### ENTRIES SUPPLIED
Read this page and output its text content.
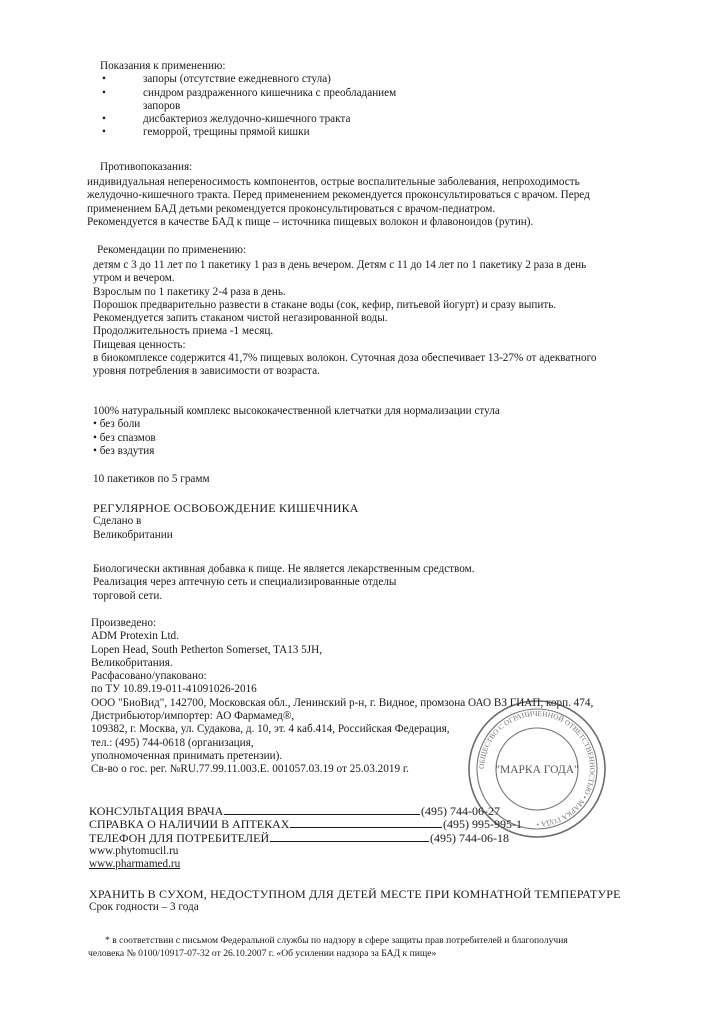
Показания к применению:
•	запоры (отсутствие ежедневного стула)
•	синдром раздраженного кишечника с преобладанием
запоров
•	дисбактериоз желудочно-кишечного тракта
•	геморрой, трещины прямой кишки
Противопоказания:
индивидуальная непереносимость компонентов, острые воспалительные заболевания, непроходимость
желудочно-кишечного тракта. Перед применением рекомендуется проконсультироваться с врачом. Перед
применением БАД детьми рекомендуется проконсультироваться с врачом-педиатром.
Рекомендуется в качестве БАД к пище – источника пищевых волокон и флавоноидов (рутин).
Рекомендации по применению:
детям с 3 до 11 лет по 1 пакетику 1 раз в день вечером. Детям с 11 до 14 лет по 1 пакетику 2 раза в день
утром и вечером.
Взрослым по 1 пакетику 2-4 раза в день.
Порошок предварительно развести в стакане воды (сок, кефир, питьевой йогурт) и сразу выпить.
Рекомендуется запить стаканом чистой негазированной воды.
Продолжительность приема -1 месяц.
Пищевая ценность:
в биокомплексе содержится 41,7% пищевых волокон. Суточная доза обеспечивает 13-27% от адекватного
уровня потребления в зависимости от возраста.
100% натуральный комплекс высококачественной клетчатки для нормализации стула
• без боли
• без спазмов
• без вздутия
10 пакетиков по 5 грамм
РЕГУЛЯРНОЕ ОСВОБОЖДЕНИЕ КИШЕЧНИКА
Сделано в
Великобритании
Биологически активная добавка к пище. Не является лекарственным средством.
Реализация через аптечную сеть и специализированные отделы
торговой сети.
Произведено:
ADM Protexin Ltd.
Lopen Head, South Petherton Somerset, TA13 5JH,
Великобритания.
Расфасовано/упаковано:
по ТУ 10.89.19-011-41091026-2016
ООО "БиоВид", 142700, Московская обл., Ленинский р-н, г. Видное, промзона ОАО ВЗ ГИАП, корп. 474,
Дистрибьютор/импортер: АО Фармамед®,
109382, г. Москва, ул. Судакова, д. 10, эт. 4 каб.414, Российская Федерация,
тел.: (495) 744-0618 (организация,
уполномоченная принимать претензии).
Св-во о гос. рег. №RU.77.99.11.003.E. 001057.03.19 от 25.03.2019 г.
КОНСУЛЬТАЦИЯ ВРАЧА	(495) 744-06-27
СПРАВКА О НАЛИЧИИ В АПТЕКАХ	(495) 995-995-1
ТЕЛЕФОН ДЛЯ ПОТРЕБИТЕЛЕЙ	(495) 744-06-18
www.phytomucil.ru
www.pharmamed.ru
ХРАНИТЬ В СУХОМ, НЕДОСТУПНОМ ДЛЯ ДЕТЕЙ МЕСТЕ ПРИ КОМНАТНОЙ ТЕМПЕРАТУРЕ
Срок годности – 3 года
* в соответствии с письмом Федеральной службы по надзору в сфере защиты прав потребителей и благополучия
человека № 0100/10917-07-32 от 26.10.2007 г. «Об усилении надзора за БАД к пище»
ОБЩЕСТВО С ОГРАНИЧЕННОЙ ОТВЕТСТВЕННОСТЬЮ • МАРКА ГОДА •
"МАРКА ГОДА"
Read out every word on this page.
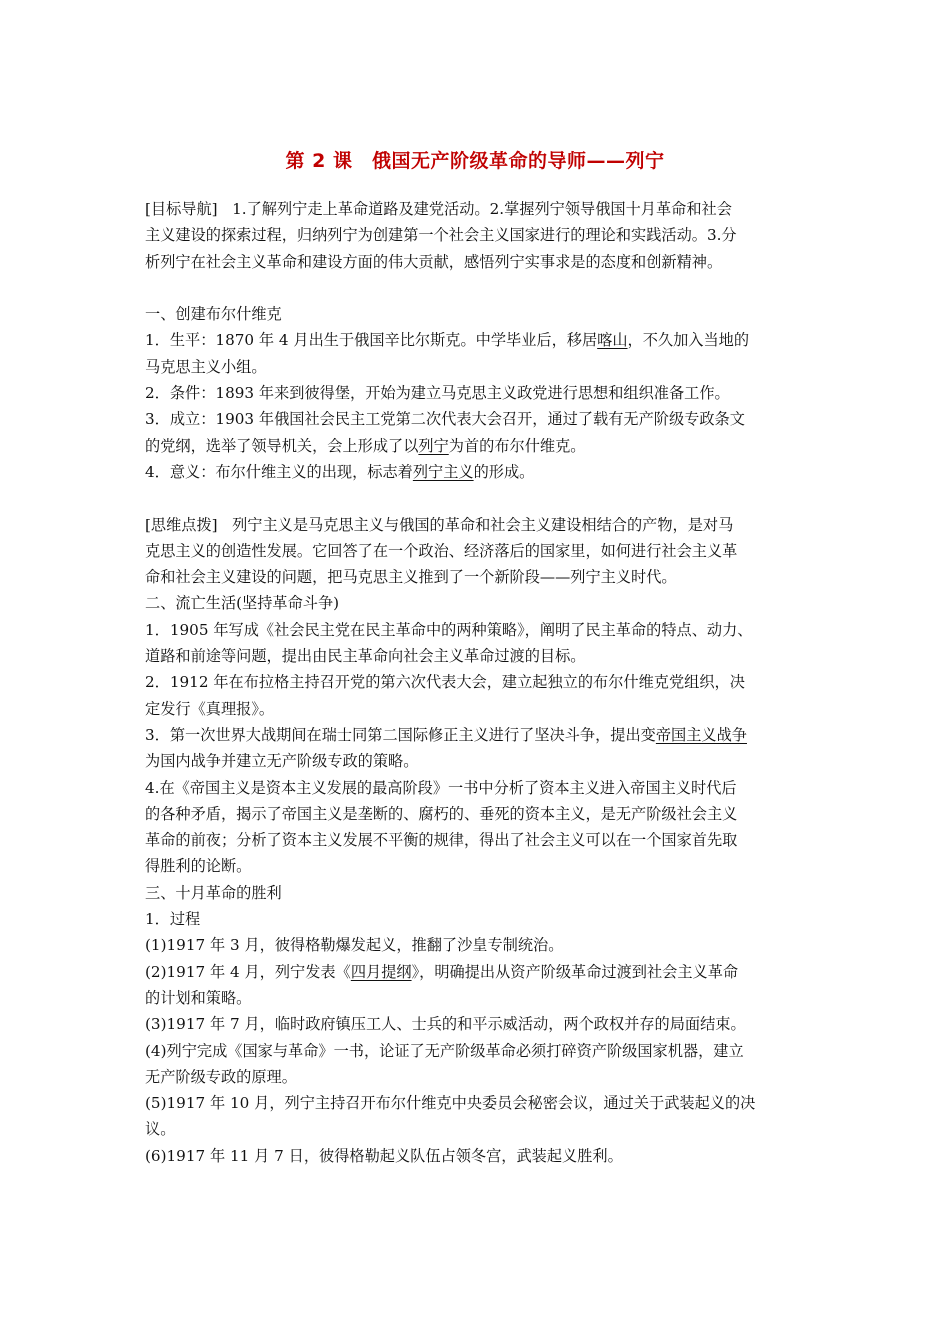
第 2 课　俄国无产阶级革命的导师——列宁
[目标导航] 1.了解列宁走上革命道路及建党活动。2.掌握列宁领导俄国十月革命和社会
主义建设的探索过程，归纳列宁为创建第一个社会主义国家进行的理论和实践活动。3.分
析列宁在社会主义革命和建设方面的伟大贡献，感悟列宁实事求是的态度和创新精神。
一、创建布尔什维克
1．生平：1870 年 4 月出生于俄国辛比尔斯克。中学毕业后，移居喀山，不久加入当地的
马克思主义小组。
2．条件：1893 年来到彼得堡，开始为建立马克思主义政党进行思想和组织准备工作。
3．成立：1903 年俄国社会民主工党第二次代表大会召开，通过了载有无产阶级专政条文
的党纲，选举了领导机关，会上形成了以列宁为首的布尔什维克。
4．意义：布尔什维主义的出现，标志着列宁主义的形成。
[思维点拨] 列宁主义是马克思主义与俄国的革命和社会主义建设相结合的产物，是对马
克思主义的创造性发展。它回答了在一个政治、经济落后的国家里，如何进行社会主义革
命和社会主义建设的问题，把马克思主义推到了一个新阶段——列宁主义时代。
二、流亡生活(坚持革命斗争)
1．1905 年写成《社会民主党在民主革命中的两种策略》，阐明了民主革命的特点、动力、
道路和前途等问题，提出由民主革命向社会主义革命过渡的目标。
2．1912 年在布拉格主持召开党的第六次代表大会，建立起独立的布尔什维克党组织，决
定发行《真理报》。
3．第一次世界大战期间在瑞士同第二国际修正主义进行了坚决斗争，提出变帝国主义战争
为国内战争并建立无产阶级专政的策略。
4.在《帝国主义是资本主义发展的最高阶段》一书中分析了资本主义进入帝国主义时代后
的各种矛盾，揭示了帝国主义是垄断的、腐朽的、垂死的资本主义，是无产阶级社会主义
革命的前夜；分析了资本主义发展不平衡的规律，得出了社会主义可以在一个国家首先取
得胜利的论断。
三、十月革命的胜利
1．过程
(1)1917 年 3 月，彼得格勒爆发起义，推翻了沙皇专制统治。
(2)1917 年 4 月，列宁发表《四月提纲》，明确提出从资产阶级革命过渡到社会主义革命
的计划和策略。
(3)1917 年 7 月，临时政府镇压工人、士兵的和平示威活动，两个政权并存的局面结束。
(4)列宁完成《国家与革命》一书，论证了无产阶级革命必须打碎资产阶级国家机器，建立
无产阶级专政的原理。
(5)1917 年 10 月，列宁主持召开布尔什维克中央委员会秘密会议，通过关于武装起义的决
议。
(6)1917 年 11 月 7 日，彼得格勒起义队伍占领冬宫，武装起义胜利。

### TASK GOAL
Each entry above is to be written out again unchanged, apart from the pictures, which are left out.

### ANSWER IN FULL
Read this page and output its text content.
Показания к применению:
•	запоры (отсутствие ежедневного стула)
•	синдром раздраженного кишечника с преобладанием
запоров
•	дисбактериоз желудочно-кишечного тракта
•	геморрой, трещины прямой кишки
Противопоказания:
индивидуальная непереносимость компонентов, острые воспалительные заболевания, непроходимость
желудочно-кишечного тракта. Перед применением рекомендуется проконсультироваться с врачом. Перед
применением БАД детьми рекомендуется проконсультироваться с врачом-педиатром.
Рекомендуется в качестве БАД к пище – источника пищевых волокон и флавоноидов (рутин).
Рекомендации по применению:
детям с 3 до 11 лет по 1 пакетику 1 раз в день вечером. Детям с 11 до 14 лет по 1 пакетику 2 раза в день
утром и вечером.
Взрослым по 1 пакетику 2-4 раза в день.
Порошок предварительно развести в стакане воды (сок, кефир, питьевой йогурт) и сразу выпить.
Рекомендуется запить стаканом чистой негазированной воды.
Продолжительность приема -1 месяц.
Пищевая ценность:
в биокомплексе содержится 41,7% пищевых волокон. Суточная доза обеспечивает 13-27% от адекватного
уровня потребления в зависимости от возраста.
100% натуральный комплекс высококачественной клетчатки для нормализации стула
• без боли
• без спазмов
• без вздутия
10 пакетиков по 5 грамм
РЕГУЛЯРНОЕ ОСВОБОЖДЕНИЕ КИШЕЧНИКА
Сделано в
Великобритании
Биологически активная добавка к пище. Не является лекарственным средством.
Реализация через аптечную сеть и специализированные отделы
торговой сети.
Произведено:
ADM Protexin Ltd.
Lopen Head, South Petherton Somerset, TA13 5JH,
Великобритания.
Расфасовано/упаковано:
по ТУ 10.89.19-011-41091026-2016
ООО "БиоВид", 142700, Московская обл., Ленинский р-н, г. Видное, промзона ОАО ВЗ ГИАП, корп. 474,
Дистрибьютор/импортер: АО Фармамед®,
109382, г. Москва, ул. Судакова, д. 10, эт. 4 каб.414, Российская Федерация,
тел.: (495) 744-0618 (организация,
уполномоченная принимать претензии).
Св-во о гос. рег. №RU.77.99.11.003.E. 001057.03.19 от 25.03.2019 г.
КОНСУЛЬТАЦИЯ ВРАЧА	(495) 744-06-27
СПРАВКА О НАЛИЧИИ В АПТЕКАХ	(495) 995-995-1
ТЕЛЕФОН ДЛЯ ПОТРЕБИТЕЛЕЙ	(495) 744-06-18
www.phytomucil.ru
www.pharmamed.ru
ХРАНИТЬ В СУХОМ, НЕДОСТУПНОМ ДЛЯ ДЕТЕЙ МЕСТЕ ПРИ КОМНАТНОЙ ТЕМПЕРАТУРЕ
Срок годности – 3 года
* в соответствии с письмом Федеральной службы по надзору в сфере защиты прав потребителей и благополучия
человека № 0100/10917-07-32 от 26.10.2007 г. «Об усилении надзора за БАД к пище»
ОБЩЕСТВО С ОГРАНИЧЕННОЙ ОТВЕТСТВЕННОСТЬЮ • МАРКА ГОДА •
"МАРКА ГОДА"
Read out every word on this page.
第 2 课　俄国无产阶级革命的导师——列宁
[目标导航] 1.了解列宁走上革命道路及建党活动。2.掌握列宁领导俄国十月革命和社会
主义建设的探索过程，归纳列宁为创建第一个社会主义国家进行的理论和实践活动。3.分
析列宁在社会主义革命和建设方面的伟大贡献，感悟列宁实事求是的态度和创新精神。
一、创建布尔什维克
1．生平：1870 年 4 月出生于俄国辛比尔斯克。中学毕业后，移居喀山，不久加入当地的
马克思主义小组。
2．条件：1893 年来到彼得堡，开始为建立马克思主义政党进行思想和组织准备工作。
3．成立：1903 年俄国社会民主工党第二次代表大会召开，通过了载有无产阶级专政条文
的党纲，选举了领导机关，会上形成了以列宁为首的布尔什维克。
4．意义：布尔什维主义的出现，标志着列宁主义的形成。
[思维点拨] 列宁主义是马克思主义与俄国的革命和社会主义建设相结合的产物，是对马
克思主义的创造性发展。它回答了在一个政治、经济落后的国家里，如何进行社会主义革
命和社会主义建设的问题，把马克思主义推到了一个新阶段——列宁主义时代。
二、流亡生活(坚持革命斗争)
1．1905 年写成《社会民主党在民主革命中的两种策略》，阐明了民主革命的特点、动力、
道路和前途等问题，提出由民主革命向社会主义革命过渡的目标。
2．1912 年在布拉格主持召开党的第六次代表大会，建立起独立的布尔什维克党组织，决
定发行《真理报》。
3．第一次世界大战期间在瑞士同第二国际修正主义进行了坚决斗争，提出变帝国主义战争
为国内战争并建立无产阶级专政的策略。
4.在《帝国主义是资本主义发展的最高阶段》一书中分析了资本主义进入帝国主义时代后
的各种矛盾，揭示了帝国主义是垄断的、腐朽的、垂死的资本主义，是无产阶级社会主义
革命的前夜；分析了资本主义发展不平衡的规律，得出了社会主义可以在一个国家首先取
得胜利的论断。
三、十月革命的胜利
1．过程
(1)1917 年 3 月，彼得格勒爆发起义，推翻了沙皇专制统治。
(2)1917 年 4 月，列宁发表《四月提纲》，明确提出从资产阶级革命过渡到社会主义革命
的计划和策略。
(3)1917 年 7 月，临时政府镇压工人、士兵的和平示威活动，两个政权并存的局面结束。
(4)列宁完成《国家与革命》一书，论证了无产阶级革命必须打碎资产阶级国家机器，建立
无产阶级专政的原理。
(5)1917 年 10 月，列宁主持召开布尔什维克中央委员会秘密会议，通过关于武装起义的决
议。
(6)1917 年 11 月 7 日，彼得格勒起义队伍占领冬宫，武装起义胜利。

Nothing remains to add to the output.